Element region listings

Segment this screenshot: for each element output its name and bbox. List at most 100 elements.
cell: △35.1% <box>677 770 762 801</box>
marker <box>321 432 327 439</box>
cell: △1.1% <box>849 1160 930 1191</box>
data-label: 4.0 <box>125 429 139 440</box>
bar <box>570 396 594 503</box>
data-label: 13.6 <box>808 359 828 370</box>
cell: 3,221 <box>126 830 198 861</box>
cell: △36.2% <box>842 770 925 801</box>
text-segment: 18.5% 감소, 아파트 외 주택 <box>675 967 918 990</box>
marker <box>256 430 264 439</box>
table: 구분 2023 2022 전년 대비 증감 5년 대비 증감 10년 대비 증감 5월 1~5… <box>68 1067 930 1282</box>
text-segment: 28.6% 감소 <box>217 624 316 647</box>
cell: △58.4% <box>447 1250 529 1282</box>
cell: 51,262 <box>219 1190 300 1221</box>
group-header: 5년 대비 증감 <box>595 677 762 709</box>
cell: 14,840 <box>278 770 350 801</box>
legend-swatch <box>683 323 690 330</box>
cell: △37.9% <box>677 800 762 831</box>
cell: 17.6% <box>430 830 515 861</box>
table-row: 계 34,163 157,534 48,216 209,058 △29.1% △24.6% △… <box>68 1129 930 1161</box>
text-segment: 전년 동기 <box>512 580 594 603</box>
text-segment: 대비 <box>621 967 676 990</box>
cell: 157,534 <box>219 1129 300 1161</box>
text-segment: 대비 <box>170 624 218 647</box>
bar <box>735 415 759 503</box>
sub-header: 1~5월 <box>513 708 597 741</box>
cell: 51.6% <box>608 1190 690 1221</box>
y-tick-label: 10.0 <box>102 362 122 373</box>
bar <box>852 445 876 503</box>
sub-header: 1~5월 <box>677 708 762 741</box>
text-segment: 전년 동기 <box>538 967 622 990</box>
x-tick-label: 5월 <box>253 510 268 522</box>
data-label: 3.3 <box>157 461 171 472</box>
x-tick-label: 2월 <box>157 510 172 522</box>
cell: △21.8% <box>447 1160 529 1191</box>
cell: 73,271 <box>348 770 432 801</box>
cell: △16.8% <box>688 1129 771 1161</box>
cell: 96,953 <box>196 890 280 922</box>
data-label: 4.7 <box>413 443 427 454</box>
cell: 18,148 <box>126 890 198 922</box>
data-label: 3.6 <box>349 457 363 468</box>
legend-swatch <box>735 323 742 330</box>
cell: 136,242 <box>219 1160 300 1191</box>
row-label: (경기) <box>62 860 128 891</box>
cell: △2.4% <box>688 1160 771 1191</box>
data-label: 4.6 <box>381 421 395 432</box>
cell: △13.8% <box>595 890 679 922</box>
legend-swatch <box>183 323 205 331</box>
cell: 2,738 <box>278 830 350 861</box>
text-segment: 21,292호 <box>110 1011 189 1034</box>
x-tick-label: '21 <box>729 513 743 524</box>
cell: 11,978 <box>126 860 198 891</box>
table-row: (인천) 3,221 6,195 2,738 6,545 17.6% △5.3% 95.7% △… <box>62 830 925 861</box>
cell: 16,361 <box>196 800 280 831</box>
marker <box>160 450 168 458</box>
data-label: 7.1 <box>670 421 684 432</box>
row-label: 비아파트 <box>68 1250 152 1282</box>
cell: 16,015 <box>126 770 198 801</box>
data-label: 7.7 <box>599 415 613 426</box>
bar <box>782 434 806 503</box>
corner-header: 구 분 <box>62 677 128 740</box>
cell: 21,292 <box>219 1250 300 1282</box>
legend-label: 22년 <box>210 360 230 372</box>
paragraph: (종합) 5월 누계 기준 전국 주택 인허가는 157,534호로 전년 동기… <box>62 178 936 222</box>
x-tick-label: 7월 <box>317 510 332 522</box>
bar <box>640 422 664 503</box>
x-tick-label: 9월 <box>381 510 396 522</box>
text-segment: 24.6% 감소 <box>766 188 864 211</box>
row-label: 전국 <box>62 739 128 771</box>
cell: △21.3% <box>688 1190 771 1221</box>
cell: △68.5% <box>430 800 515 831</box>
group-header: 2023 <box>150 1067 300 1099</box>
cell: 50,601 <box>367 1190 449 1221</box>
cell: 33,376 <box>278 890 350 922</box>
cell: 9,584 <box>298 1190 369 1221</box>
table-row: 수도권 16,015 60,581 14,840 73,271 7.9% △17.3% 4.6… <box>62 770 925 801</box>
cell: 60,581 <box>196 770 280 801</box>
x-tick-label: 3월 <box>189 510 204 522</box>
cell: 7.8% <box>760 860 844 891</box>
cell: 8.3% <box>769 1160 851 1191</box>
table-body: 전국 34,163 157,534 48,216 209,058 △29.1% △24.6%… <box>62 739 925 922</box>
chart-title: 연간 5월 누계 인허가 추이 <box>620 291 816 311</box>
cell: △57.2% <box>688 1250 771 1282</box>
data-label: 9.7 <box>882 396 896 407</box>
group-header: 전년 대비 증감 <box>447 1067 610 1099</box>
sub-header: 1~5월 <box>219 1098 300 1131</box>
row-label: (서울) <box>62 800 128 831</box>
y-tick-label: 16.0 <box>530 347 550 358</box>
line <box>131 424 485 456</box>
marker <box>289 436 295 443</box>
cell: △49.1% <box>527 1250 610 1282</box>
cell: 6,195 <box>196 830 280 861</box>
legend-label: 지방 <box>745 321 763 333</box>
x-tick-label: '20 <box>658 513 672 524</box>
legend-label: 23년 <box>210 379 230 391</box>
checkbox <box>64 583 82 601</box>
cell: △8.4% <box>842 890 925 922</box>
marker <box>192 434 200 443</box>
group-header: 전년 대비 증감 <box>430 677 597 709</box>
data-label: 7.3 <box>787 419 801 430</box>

**TASK:** Please write out the items again, swapping each "data-label" for "value-label" and changing nothing else.

**THE ANSWER:**
Segment this screenshot: for each element output its name and bbox. List at most 100 elements.
cell: △35.1% <box>677 770 762 801</box>
marker <box>321 432 327 439</box>
cell: △1.1% <box>849 1160 930 1191</box>
value-label: 4.0 <box>125 429 139 440</box>
bar <box>570 396 594 503</box>
value-label: 13.6 <box>808 359 828 370</box>
cell: 3,221 <box>126 830 198 861</box>
cell: △36.2% <box>842 770 925 801</box>
text-segment: 18.5% 감소, 아파트 외 주택 <box>675 967 918 990</box>
marker <box>256 430 264 439</box>
table: 구분 2023 2022 전년 대비 증감 5년 대비 증감 10년 대비 증감 5월 1~5… <box>68 1067 930 1282</box>
text-segment: 28.6% 감소 <box>217 624 316 647</box>
cell: △58.4% <box>447 1250 529 1282</box>
cell: 51,262 <box>219 1190 300 1221</box>
group-header: 5년 대비 증감 <box>595 677 762 709</box>
cell: 14,840 <box>278 770 350 801</box>
legend-swatch <box>683 323 690 330</box>
cell: △37.9% <box>677 800 762 831</box>
cell: 17.6% <box>430 830 515 861</box>
table-row: 계 34,163 157,534 48,216 209,058 △29.1% △24.6% △… <box>68 1129 930 1161</box>
text-segment: 전년 동기 <box>512 580 594 603</box>
text-segment: 대비 <box>621 967 676 990</box>
cell: 157,534 <box>219 1129 300 1161</box>
text-segment: 대비 <box>170 624 218 647</box>
bar <box>735 415 759 503</box>
sub-header: 1~5월 <box>513 708 597 741</box>
cell: 51.6% <box>608 1190 690 1221</box>
y-tick-label: 10.0 <box>102 362 122 373</box>
bar <box>852 445 876 503</box>
sub-header: 1~5월 <box>677 708 762 741</box>
text-segment: 전년 동기 <box>538 967 622 990</box>
x-tick-label: 5월 <box>253 510 268 522</box>
value-label: 3.3 <box>157 461 171 472</box>
x-tick-label: 2월 <box>157 510 172 522</box>
cell: △21.8% <box>447 1160 529 1191</box>
cell: 73,271 <box>348 770 432 801</box>
cell: △16.8% <box>688 1129 771 1161</box>
cell: 96,953 <box>196 890 280 922</box>
value-label: 4.7 <box>413 443 427 454</box>
cell: 18,148 <box>126 890 198 922</box>
value-label: 3.6 <box>349 457 363 468</box>
legend-swatch <box>735 323 742 330</box>
cell: 136,242 <box>219 1160 300 1191</box>
row-label: (경기) <box>62 860 128 891</box>
cell: △2.4% <box>688 1160 771 1191</box>
value-label: 4.6 <box>381 421 395 432</box>
cell: △13.8% <box>595 890 679 922</box>
legend-swatch <box>183 323 205 331</box>
cell: 2,738 <box>278 830 350 861</box>
text-segment: 21,292호 <box>110 1011 189 1034</box>
x-tick-label: '21 <box>729 513 743 524</box>
cell: 11,978 <box>126 860 198 891</box>
table-row: (인천) 3,221 6,195 2,738 6,545 17.6% △5.3% 95.7% △… <box>62 830 925 861</box>
cell: 16,361 <box>196 800 280 831</box>
marker <box>160 450 168 458</box>
value-label: 7.1 <box>670 421 684 432</box>
row-label: 비아파트 <box>68 1250 152 1282</box>
cell: 16,015 <box>126 770 198 801</box>
value-label: 7.7 <box>599 415 613 426</box>
bar <box>782 434 806 503</box>
corner-header: 구 분 <box>62 677 128 740</box>
cell: 21,292 <box>219 1250 300 1282</box>
legend-label: 22년 <box>210 360 230 372</box>
paragraph: (종합) 5월 누계 기준 전국 주택 인허가는 157,534호로 전년 동기… <box>62 178 936 222</box>
x-tick-label: 7월 <box>317 510 332 522</box>
bar <box>640 422 664 503</box>
x-tick-label: 9월 <box>381 510 396 522</box>
text-segment: 24.6% 감소 <box>766 188 864 211</box>
row-label: 전국 <box>62 739 128 771</box>
cell: △21.3% <box>688 1190 771 1221</box>
cell: △68.5% <box>430 800 515 831</box>
group-header: 2023 <box>150 1067 300 1099</box>
cell: 50,601 <box>367 1190 449 1221</box>
cell: 33,376 <box>278 890 350 922</box>
cell: 9,584 <box>298 1190 369 1221</box>
table-row: 수도권 16,015 60,581 14,840 73,271 7.9% △17.3% 4.6… <box>62 770 925 801</box>
cell: 60,581 <box>196 770 280 801</box>
x-tick-label: 3월 <box>189 510 204 522</box>
cell: 7.8% <box>760 860 844 891</box>
cell: 8.3% <box>769 1160 851 1191</box>
table-body: 전국 34,163 157,534 48,216 209,058 △29.1% △24.6%… <box>62 739 925 922</box>
chart-title: 연간 5월 누계 인허가 추이 <box>620 291 816 311</box>
cell: △57.2% <box>688 1250 771 1282</box>
value-label: 9.7 <box>882 396 896 407</box>
group-header: 전년 대비 증감 <box>447 1067 610 1099</box>
sub-header: 1~5월 <box>219 1098 300 1131</box>
row-label: (서울) <box>62 800 128 831</box>
y-tick-label: 16.0 <box>530 347 550 358</box>
line <box>131 424 485 456</box>
marker <box>289 436 295 443</box>
cell: △49.1% <box>527 1250 610 1282</box>
cell: 6,195 <box>196 830 280 861</box>
legend-label: 지방 <box>745 321 763 333</box>
x-tick-label: '20 <box>658 513 672 524</box>
legend-label: 23년 <box>210 379 230 391</box>
checkbox <box>64 583 82 601</box>
cell: △8.4% <box>842 890 925 922</box>
marker <box>192 434 200 443</box>
group-header: 전년 대비 증감 <box>430 677 597 709</box>
value-label: 7.3 <box>787 419 801 430</box>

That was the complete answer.